**Short task**:
List the lines of this listing that hold the word "cook".
Start Input material
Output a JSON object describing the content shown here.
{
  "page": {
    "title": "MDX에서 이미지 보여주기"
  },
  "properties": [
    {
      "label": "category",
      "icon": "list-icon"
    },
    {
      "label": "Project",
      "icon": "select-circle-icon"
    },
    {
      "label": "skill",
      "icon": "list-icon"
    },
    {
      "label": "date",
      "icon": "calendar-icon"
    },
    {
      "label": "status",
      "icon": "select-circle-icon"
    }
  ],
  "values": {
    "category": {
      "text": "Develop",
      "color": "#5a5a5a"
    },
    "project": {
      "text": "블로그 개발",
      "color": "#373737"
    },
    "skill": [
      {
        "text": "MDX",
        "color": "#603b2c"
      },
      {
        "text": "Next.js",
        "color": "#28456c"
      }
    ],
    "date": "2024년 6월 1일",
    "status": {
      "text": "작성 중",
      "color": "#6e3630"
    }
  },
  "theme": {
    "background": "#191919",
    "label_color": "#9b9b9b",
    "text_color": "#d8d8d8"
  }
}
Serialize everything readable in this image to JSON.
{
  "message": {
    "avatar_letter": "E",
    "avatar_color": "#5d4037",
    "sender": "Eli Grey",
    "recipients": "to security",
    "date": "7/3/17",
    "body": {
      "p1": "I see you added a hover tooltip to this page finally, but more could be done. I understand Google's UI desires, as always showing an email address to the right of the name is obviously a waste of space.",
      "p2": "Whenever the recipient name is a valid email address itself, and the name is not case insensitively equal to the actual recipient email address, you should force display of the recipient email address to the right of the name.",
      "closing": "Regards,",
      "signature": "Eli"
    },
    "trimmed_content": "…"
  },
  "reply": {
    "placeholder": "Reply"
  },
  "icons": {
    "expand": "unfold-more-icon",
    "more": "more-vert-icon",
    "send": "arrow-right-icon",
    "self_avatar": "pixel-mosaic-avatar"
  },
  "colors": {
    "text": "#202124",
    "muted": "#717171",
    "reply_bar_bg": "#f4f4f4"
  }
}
End Input material
Start Input material
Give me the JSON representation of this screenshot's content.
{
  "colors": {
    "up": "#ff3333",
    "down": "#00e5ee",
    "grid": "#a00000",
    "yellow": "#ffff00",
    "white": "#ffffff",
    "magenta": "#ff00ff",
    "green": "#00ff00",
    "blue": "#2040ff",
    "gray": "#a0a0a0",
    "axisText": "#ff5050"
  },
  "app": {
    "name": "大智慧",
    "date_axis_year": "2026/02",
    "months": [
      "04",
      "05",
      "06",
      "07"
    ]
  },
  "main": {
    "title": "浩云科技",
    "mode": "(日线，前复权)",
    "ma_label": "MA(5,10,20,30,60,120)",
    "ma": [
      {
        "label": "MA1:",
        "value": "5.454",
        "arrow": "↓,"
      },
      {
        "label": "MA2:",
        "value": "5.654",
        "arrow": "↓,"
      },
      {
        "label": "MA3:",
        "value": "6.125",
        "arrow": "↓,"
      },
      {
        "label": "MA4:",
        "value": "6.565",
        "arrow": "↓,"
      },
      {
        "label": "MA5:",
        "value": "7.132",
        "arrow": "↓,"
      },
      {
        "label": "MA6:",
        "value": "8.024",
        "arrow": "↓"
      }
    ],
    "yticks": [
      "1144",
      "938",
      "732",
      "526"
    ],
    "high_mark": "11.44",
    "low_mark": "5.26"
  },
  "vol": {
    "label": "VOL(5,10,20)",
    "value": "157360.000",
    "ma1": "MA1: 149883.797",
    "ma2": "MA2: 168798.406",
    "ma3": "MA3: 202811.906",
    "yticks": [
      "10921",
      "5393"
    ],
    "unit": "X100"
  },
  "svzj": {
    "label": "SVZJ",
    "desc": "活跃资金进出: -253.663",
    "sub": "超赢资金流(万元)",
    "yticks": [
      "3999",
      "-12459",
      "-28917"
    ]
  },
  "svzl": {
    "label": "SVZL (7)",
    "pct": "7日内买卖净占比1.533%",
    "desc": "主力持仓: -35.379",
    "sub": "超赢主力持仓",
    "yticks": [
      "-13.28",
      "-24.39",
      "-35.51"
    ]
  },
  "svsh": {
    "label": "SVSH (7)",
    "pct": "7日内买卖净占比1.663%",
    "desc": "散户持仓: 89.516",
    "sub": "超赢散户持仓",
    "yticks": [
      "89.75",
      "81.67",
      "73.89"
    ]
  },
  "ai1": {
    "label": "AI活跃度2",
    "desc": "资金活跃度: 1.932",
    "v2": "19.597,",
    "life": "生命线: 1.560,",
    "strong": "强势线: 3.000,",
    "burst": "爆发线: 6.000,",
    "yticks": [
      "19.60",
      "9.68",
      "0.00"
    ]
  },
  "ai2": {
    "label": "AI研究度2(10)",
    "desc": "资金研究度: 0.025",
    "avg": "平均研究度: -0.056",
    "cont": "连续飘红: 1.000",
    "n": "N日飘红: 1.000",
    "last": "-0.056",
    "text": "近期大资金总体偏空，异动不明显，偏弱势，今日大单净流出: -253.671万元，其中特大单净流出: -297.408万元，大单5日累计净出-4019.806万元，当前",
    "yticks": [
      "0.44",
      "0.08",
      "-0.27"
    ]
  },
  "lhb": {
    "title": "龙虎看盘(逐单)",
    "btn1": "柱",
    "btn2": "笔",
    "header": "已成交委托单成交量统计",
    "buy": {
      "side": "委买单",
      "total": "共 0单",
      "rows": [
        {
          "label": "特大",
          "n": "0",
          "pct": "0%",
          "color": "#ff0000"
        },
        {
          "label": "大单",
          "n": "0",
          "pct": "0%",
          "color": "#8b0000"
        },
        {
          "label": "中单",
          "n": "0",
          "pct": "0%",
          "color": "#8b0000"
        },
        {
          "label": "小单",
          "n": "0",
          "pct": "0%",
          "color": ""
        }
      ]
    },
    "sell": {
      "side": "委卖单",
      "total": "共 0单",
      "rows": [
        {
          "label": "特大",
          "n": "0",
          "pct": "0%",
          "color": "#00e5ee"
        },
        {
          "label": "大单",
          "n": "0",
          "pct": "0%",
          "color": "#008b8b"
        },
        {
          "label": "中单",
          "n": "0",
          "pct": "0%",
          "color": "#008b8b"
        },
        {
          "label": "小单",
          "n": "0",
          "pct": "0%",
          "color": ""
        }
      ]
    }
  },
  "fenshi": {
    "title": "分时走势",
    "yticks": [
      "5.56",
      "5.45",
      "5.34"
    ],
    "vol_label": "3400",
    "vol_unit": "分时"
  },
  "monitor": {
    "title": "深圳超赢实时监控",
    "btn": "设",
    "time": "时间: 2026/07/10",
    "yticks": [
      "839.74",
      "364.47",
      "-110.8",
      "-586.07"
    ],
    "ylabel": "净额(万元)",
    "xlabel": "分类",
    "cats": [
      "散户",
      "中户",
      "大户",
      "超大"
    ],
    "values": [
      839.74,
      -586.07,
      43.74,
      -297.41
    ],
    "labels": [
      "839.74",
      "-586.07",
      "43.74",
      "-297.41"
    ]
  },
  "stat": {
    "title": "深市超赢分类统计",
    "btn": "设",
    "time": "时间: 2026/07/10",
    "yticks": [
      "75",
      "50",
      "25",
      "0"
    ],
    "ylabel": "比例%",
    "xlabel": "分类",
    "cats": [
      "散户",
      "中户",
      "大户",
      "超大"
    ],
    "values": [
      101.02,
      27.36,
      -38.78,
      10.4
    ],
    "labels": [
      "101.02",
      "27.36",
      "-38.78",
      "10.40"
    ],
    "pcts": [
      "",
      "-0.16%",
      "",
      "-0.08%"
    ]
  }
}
End Input material
Start Input material
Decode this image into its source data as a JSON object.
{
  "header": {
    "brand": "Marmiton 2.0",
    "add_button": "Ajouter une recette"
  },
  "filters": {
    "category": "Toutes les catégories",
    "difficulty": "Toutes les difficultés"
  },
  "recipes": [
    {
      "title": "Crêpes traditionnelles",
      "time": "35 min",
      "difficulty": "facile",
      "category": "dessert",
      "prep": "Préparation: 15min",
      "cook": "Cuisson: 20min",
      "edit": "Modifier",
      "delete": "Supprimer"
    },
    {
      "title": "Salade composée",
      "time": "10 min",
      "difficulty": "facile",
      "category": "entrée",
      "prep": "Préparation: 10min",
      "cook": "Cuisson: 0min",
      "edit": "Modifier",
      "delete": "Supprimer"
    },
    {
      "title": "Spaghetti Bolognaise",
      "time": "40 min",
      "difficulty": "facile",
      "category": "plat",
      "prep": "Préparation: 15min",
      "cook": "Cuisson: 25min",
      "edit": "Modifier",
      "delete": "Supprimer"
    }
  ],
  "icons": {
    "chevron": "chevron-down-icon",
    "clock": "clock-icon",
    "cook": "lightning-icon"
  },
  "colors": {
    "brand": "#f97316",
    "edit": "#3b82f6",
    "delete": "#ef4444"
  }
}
End Input material
**Result of the task**:
      "cook": "Cuisson: 20min",
      "cook": "Cuisson: 0min",
      "cook": "Cuisson: 25min",
    "cook": "lightning-icon"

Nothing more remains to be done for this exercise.